Excerpt from a dataset:
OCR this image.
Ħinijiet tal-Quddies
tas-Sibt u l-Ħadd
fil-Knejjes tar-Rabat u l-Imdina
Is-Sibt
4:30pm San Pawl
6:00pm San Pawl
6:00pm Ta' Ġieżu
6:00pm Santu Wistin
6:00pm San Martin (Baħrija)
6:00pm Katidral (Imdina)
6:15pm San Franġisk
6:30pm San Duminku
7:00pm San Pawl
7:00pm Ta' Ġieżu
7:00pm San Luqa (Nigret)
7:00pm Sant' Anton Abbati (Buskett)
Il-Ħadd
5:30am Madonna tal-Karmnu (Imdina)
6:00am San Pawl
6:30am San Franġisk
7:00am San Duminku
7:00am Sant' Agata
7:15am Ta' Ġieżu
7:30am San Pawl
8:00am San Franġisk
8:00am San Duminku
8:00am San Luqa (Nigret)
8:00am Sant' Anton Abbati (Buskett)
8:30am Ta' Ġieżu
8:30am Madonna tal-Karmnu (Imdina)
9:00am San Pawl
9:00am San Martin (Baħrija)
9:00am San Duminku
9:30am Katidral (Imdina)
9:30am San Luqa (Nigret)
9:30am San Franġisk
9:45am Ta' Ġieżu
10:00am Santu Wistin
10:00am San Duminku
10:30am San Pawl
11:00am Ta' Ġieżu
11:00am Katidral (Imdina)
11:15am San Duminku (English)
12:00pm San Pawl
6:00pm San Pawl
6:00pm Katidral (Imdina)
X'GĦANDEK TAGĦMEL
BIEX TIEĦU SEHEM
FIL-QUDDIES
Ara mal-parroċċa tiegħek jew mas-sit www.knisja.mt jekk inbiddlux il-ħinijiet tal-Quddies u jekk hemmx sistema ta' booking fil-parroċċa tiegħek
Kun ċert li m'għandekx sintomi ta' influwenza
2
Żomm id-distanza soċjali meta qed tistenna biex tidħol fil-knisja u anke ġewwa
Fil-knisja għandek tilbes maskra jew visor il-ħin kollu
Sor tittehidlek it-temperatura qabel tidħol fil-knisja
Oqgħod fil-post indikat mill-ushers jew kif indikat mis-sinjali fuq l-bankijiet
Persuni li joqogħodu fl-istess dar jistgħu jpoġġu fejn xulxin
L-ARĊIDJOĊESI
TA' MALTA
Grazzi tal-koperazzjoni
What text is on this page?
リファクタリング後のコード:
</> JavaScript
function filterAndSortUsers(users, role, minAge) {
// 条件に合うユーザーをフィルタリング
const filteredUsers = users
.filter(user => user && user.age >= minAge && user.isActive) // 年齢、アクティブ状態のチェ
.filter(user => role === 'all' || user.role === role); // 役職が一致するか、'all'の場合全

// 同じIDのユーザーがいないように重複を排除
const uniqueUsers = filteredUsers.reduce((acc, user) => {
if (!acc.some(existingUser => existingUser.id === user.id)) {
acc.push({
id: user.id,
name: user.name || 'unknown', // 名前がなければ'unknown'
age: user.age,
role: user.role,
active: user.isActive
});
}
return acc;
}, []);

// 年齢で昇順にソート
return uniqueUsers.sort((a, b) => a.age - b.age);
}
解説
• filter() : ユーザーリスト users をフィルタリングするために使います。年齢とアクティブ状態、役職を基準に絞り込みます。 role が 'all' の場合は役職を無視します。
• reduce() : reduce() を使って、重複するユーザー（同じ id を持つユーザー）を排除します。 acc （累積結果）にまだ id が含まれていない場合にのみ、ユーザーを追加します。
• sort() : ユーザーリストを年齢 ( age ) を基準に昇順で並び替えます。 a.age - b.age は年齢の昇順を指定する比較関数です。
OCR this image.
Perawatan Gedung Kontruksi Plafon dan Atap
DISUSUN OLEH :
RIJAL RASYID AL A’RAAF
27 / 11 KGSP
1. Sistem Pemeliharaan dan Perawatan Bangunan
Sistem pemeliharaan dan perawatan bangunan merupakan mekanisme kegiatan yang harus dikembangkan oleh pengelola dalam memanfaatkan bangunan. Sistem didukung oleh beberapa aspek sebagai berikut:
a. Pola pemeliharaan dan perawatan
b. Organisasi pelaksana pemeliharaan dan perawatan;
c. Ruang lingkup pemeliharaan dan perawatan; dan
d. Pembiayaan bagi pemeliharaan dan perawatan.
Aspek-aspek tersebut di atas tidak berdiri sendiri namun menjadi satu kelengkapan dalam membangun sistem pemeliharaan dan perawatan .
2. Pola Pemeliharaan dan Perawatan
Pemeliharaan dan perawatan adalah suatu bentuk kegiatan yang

=== PROBLEM TO WORK ON ===
Take the entries above and transcribe them exactly.

=== RESULT ===
OCR this image.
Ħinijiet tal-Quddies
tas-Sibt u l-Ħadd
fil-Knejjes tar-Rabat u l-Imdina
Is-Sibt
4:30pm San Pawl
6:00pm San Pawl
6:00pm Ta' Ġieżu
6:00pm Santu Wistin
6:00pm San Martin (Baħrija)
6:00pm Katidral (Imdina)
6:15pm San Franġisk
6:30pm San Duminku
7:00pm San Pawl
7:00pm Ta' Ġieżu
7:00pm San Luqa (Nigret)
7:00pm Sant' Anton Abbati (Buskett)
Il-Ħadd
5:30am Madonna tal-Karmnu (Imdina)
6:00am San Pawl
6:30am San Franġisk
7:00am San Duminku
7:00am Sant' Agata
7:15am Ta' Ġieżu
7:30am San Pawl
8:00am San Franġisk
8:00am San Duminku
8:00am San Luqa (Nigret)
8:00am Sant' Anton Abbati (Buskett)
8:30am Ta' Ġieżu
8:30am Madonna tal-Karmnu (Imdina)
9:00am San Pawl
9:00am San Martin (Baħrija)
9:00am San Duminku
9:30am Katidral (Imdina)
9:30am San Luqa (Nigret)
9:30am San Franġisk
9:45am Ta' Ġieżu
10:00am Santu Wistin
10:00am San Duminku
10:30am San Pawl
11:00am Ta' Ġieżu
11:00am Katidral (Imdina)
11:15am San Duminku (English)
12:00pm San Pawl
6:00pm San Pawl
6:00pm Katidral (Imdina)
X'GĦANDEK TAGĦMEL
BIEX TIEĦU SEHEM
FIL-QUDDIES
Ara mal-parroċċa tiegħek jew mas-sit www.knisja.mt jekk inbiddlux il-ħinijiet tal-Quddies u jekk hemmx sistema ta' booking fil-parroċċa tiegħek
Kun ċert li m'għandekx sintomi ta' influwenza
2
Żomm id-distanza soċjali meta qed tistenna biex tidħol fil-knisja u anke ġewwa
Fil-knisja għandek tilbes maskra jew visor il-ħin kollu
Sor tittehidlek it-temperatura qabel tidħol fil-knisja
Oqgħod fil-post indikat mill-ushers jew kif indikat mis-sinjali fuq l-bankijiet
Persuni li joqogħodu fl-istess dar jistgħu jpoġġu fejn xulxin
L-ARĊIDJOĊESI
TA' MALTA
Grazzi tal-koperazzjoni
What text is on this page?
リファクタリング後のコード:
</> JavaScript
function filterAndSortUsers(users, role, minAge) {
// 条件に合うユーザーをフィルタリング
const filteredUsers = users
.filter(user => user && user.age >= minAge && user.isActive) // 年齢、アクティブ状態のチェ
.filter(user => role === 'all' || user.role === role); // 役職が一致するか、'all'の場合全

// 同じIDのユーザーがいないように重複を排除
const uniqueUsers = filteredUsers.reduce((acc, user) => {
if (!acc.some(existingUser => existingUser.id === user.id)) {
acc.push({
id: user.id,
name: user.name || 'unknown', // 名前がなければ'unknown'
age: user.age,
role: user.role,
active: user.isActive
});
}
return acc;
}, []);

// 年齢で昇順にソート
return uniqueUsers.sort((a, b) => a.age - b.age);
}
解説
• filter() : ユーザーリスト users をフィルタリングするために使います。年齢とアクティブ状態、役職を基準に絞り込みます。 role が 'all' の場合は役職を無視します。
• reduce() : reduce() を使って、重複するユーザー（同じ id を持つユーザー）を排除します。 acc （累積結果）にまだ id が含まれていない場合にのみ、ユーザーを追加します。
• sort() : ユーザーリストを年齢 ( age ) を基準に昇順で並び替えます。 a.age - b.age は年齢の昇順を指定する比較関数です。
OCR this image.
Perawatan Gedung Kontruksi Plafon dan Atap
DISUSUN OLEH :
RIJAL RASYID AL A’RAAF
27 / 11 KGSP
1. Sistem Pemeliharaan dan Perawatan Bangunan
Sistem pemeliharaan dan perawatan bangunan merupakan mekanisme kegiatan yang harus dikembangkan oleh pengelola dalam memanfaatkan bangunan. Sistem didukung oleh beberapa aspek sebagai berikut:
a. Pola pemeliharaan dan perawatan
b. Organisasi pelaksana pemeliharaan dan perawatan;
c. Ruang lingkup pemeliharaan dan perawatan; dan
d. Pembiayaan bagi pemeliharaan dan perawatan.
Aspek-aspek tersebut di atas tidak berdiri sendiri namun menjadi satu kelengkapan dalam membangun sistem pemeliharaan dan perawatan .
2. Pola Pemeliharaan dan Perawatan
Pemeliharaan dan perawatan adalah suatu bentuk kegiatan yang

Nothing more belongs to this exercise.